Records for this exercise
···

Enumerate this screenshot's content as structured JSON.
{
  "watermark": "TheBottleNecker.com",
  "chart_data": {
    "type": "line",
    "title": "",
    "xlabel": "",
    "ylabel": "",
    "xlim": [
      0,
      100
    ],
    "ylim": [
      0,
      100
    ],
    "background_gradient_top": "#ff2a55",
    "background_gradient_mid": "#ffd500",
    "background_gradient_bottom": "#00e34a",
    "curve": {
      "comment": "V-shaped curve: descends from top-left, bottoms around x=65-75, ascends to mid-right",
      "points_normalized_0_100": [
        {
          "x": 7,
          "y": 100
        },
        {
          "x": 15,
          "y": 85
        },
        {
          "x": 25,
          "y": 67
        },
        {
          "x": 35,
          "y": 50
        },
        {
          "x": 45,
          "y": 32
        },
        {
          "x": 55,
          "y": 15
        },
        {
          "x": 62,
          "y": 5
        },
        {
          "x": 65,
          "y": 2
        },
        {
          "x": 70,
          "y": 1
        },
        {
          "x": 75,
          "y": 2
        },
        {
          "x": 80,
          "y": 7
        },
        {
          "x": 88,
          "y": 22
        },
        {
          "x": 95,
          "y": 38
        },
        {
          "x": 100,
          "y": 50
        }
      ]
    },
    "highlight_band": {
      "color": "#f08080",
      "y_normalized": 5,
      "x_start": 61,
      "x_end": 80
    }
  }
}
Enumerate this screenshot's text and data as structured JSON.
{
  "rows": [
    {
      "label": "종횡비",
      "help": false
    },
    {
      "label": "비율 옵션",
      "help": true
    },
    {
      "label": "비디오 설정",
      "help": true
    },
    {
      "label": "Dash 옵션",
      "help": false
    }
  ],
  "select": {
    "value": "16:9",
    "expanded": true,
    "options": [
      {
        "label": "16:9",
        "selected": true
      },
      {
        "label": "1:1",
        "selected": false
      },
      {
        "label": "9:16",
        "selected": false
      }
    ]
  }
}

···

Written request
Return the listing above word for word.

The output
Enumerate this screenshot's content as structured JSON.
{
  "watermark": "TheBottleNecker.com",
  "chart_data": {
    "type": "line",
    "title": "",
    "xlabel": "",
    "ylabel": "",
    "xlim": [
      0,
      100
    ],
    "ylim": [
      0,
      100
    ],
    "background_gradient_top": "#ff2a55",
    "background_gradient_mid": "#ffd500",
    "background_gradient_bottom": "#00e34a",
    "curve": {
      "comment": "V-shaped curve: descends from top-left, bottoms around x=65-75, ascends to mid-right",
      "points_normalized_0_100": [
        {
          "x": 7,
          "y": 100
        },
        {
          "x": 15,
          "y": 85
        },
        {
          "x": 25,
          "y": 67
        },
        {
          "x": 35,
          "y": 50
        },
        {
          "x": 45,
          "y": 32
        },
        {
          "x": 55,
          "y": 15
        },
        {
          "x": 62,
          "y": 5
        },
        {
          "x": 65,
          "y": 2
        },
        {
          "x": 70,
          "y": 1
        },
        {
          "x": 75,
          "y": 2
        },
        {
          "x": 80,
          "y": 7
        },
        {
          "x": 88,
          "y": 22
        },
        {
          "x": 95,
          "y": 38
        },
        {
          "x": 100,
          "y": 50
        }
      ]
    },
    "highlight_band": {
      "color": "#f08080",
      "y_normalized": 5,
      "x_start": 61,
      "x_end": 80
    }
  }
}
Enumerate this screenshot's text and data as structured JSON.
{
  "rows": [
    {
      "label": "종횡비",
      "help": false
    },
    {
      "label": "비율 옵션",
      "help": true
    },
    {
      "label": "비디오 설정",
      "help": true
    },
    {
      "label": "Dash 옵션",
      "help": false
    }
  ],
  "select": {
    "value": "16:9",
    "expanded": true,
    "options": [
      {
        "label": "16:9",
        "selected": true
      },
      {
        "label": "1:1",
        "selected": false
      },
      {
        "label": "9:16",
        "selected": false
      }
    ]
  }
}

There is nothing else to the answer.